Action, adventure and atheism? 'Compass' meets some opposition.
Wednesday, Aug 8th
By Sandi Dolbee
UNION-TRIBUNE RELIGION & ETHICS EDITOR
December 8, 2007
Don't go.
Go.
“The Golden Compass” is sending Christians in opposite directions .
The PG-13 fantasy movie, with its armored polar bears and flying witches to the rescue, opened last night under a banner of controversy fueled mainly by conservative Christians who are urging followers to boycott the film.
The problem: Philip Pullman, the author of the trilogy of children's books on which this first installment is based, is a religious skeptic who portrays the unspecified church as the villain in his good-versus-evil story line.
At the end of the popular, award-winning book series, known as “His Dark Materials,” God (or the Authority) is defeated.
“Atheism for kids. That is what Philip Pullman sells,” the Catholic League announced when it launched its boycott in hopes that a low turnout will scuttle plans for sequels.
The league complains that while this first installment may be subtle, “each book becomes progressively more aggressive in its denigration of Christianity and promotion of atheism.”
Bob Botsford, senior pastor of Horizon Christian Fellowship North County in Rancho Santa Fe, and Miles McPherson, senior pastor of The Rock Church in Point Loma, have come out against “Compass.”
Botsford calls it “the most dangerous film, to date, ever made for children.”
While the movie may be entertaining on its surface, it “comes with a horrible agenda,” Botsford said. “It would be a bad idea to support this film and a bad idea for Christian families to let their kids go.”

┄┄┄┄┄┄┄┄┄┄

SHORT PROBLEM A: In the article on the Golden Compass controversy, update the passage starting with "The PG-13 fantasy" and going on through "good-versus-evil story line." so that "religious skeptic" is replaced by "longtime critic of organized religion", and give the revised passage.
SHORT PROBLEM B: List every person the article on the Golden Compass controversy identifies by first and last name.

┄┄┄┄┄┄┄┄┄┄

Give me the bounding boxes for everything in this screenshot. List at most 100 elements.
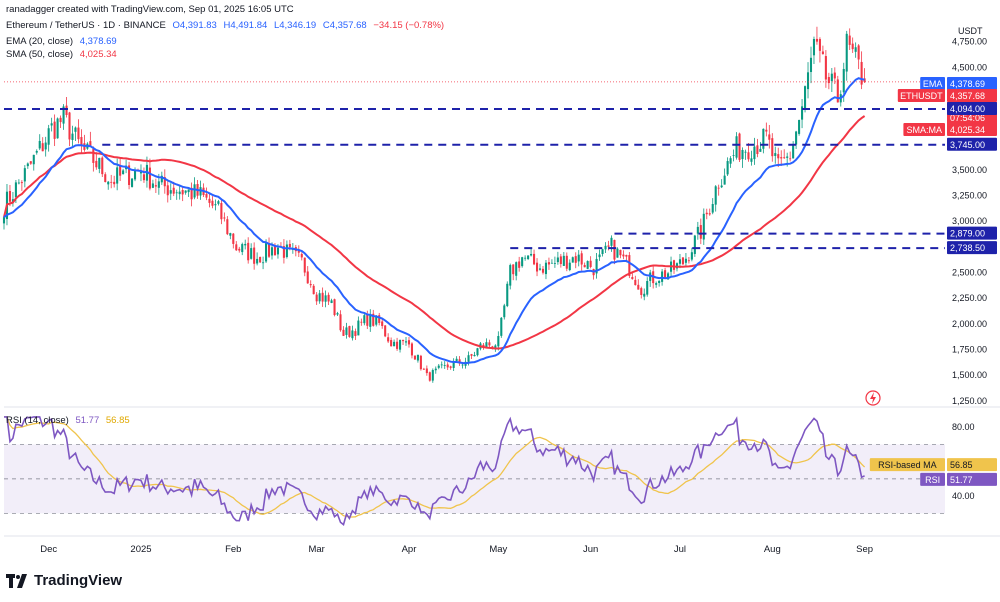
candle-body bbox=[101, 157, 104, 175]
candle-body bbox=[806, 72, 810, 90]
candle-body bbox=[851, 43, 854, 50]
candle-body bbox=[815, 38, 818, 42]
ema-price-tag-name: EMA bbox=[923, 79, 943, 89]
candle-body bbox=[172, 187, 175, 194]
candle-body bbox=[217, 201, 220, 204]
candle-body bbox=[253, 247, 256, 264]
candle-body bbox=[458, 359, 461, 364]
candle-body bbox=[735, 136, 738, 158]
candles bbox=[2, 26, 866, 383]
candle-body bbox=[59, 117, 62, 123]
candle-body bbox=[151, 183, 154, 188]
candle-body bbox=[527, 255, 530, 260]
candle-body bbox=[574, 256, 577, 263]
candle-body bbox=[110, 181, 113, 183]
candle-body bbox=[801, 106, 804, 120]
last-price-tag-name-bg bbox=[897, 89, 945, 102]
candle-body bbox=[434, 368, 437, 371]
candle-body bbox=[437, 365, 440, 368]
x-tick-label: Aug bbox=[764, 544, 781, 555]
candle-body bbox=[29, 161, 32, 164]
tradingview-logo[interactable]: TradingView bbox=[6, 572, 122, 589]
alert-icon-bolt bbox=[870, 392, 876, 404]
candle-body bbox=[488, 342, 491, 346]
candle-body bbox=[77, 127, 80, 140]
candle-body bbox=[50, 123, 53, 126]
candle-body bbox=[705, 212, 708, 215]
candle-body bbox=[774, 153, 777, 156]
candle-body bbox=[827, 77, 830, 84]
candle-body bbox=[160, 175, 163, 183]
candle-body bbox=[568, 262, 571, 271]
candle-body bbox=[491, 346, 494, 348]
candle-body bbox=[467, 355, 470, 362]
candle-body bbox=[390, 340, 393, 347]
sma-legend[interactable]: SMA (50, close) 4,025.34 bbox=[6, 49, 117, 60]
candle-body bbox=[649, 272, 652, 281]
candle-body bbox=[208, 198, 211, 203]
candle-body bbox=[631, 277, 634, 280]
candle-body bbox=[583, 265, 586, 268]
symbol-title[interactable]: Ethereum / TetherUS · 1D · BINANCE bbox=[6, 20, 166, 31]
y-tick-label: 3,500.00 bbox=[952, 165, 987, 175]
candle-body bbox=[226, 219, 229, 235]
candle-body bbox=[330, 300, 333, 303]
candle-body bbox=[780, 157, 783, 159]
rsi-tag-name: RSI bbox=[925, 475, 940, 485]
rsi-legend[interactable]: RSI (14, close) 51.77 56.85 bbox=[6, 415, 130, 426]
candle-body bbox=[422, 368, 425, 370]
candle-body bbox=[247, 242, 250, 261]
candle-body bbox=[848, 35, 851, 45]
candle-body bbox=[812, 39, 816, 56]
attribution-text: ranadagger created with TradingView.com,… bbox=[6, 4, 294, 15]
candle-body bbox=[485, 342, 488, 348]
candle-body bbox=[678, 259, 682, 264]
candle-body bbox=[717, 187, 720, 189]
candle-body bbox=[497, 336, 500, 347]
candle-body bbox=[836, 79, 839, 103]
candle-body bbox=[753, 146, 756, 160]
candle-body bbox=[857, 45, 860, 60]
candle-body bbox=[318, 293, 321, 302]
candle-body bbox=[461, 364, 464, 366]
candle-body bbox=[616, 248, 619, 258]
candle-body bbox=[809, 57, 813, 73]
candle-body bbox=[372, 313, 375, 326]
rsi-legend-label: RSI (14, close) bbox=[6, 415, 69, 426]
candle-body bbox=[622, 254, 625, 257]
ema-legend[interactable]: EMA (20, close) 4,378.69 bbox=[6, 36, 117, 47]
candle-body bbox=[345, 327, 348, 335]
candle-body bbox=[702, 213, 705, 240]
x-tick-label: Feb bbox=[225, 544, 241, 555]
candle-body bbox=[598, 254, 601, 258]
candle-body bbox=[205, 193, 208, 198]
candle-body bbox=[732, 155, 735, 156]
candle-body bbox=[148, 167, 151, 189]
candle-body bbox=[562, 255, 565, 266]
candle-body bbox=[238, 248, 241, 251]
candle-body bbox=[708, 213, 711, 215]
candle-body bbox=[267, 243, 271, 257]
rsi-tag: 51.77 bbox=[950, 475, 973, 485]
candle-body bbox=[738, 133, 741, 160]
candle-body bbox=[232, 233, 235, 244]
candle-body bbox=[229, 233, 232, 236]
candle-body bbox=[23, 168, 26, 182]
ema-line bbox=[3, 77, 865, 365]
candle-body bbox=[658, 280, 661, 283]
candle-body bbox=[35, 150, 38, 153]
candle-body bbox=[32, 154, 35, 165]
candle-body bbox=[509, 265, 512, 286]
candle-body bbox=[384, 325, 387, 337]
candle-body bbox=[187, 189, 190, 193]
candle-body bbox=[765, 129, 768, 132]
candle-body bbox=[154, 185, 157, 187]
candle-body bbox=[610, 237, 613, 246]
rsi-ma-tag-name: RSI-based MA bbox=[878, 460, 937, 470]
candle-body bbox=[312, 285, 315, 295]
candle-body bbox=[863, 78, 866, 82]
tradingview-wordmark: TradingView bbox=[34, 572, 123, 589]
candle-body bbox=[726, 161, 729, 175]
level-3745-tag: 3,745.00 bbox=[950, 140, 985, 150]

┄┄┄┄┄┄┄┄┄┄

WRITTEN REPLY A:
The PG-13 fantasy movie, with its armored polar bears and flying witches to the rescue, opened last night under a banner of controversy fueled mainly by conservative Christians who are urging followers to boycott the film.
The problem: Philip Pullman, the author of the trilogy of children's books on which this first installment is based, is a longtime critic of organized religion who portrays the unspecified church as the villain in his good-versus-evil story line.

WRITTEN REPLY B:
Sandi Dolbee
Philip Pullman
Bob Botsford
Miles McPherson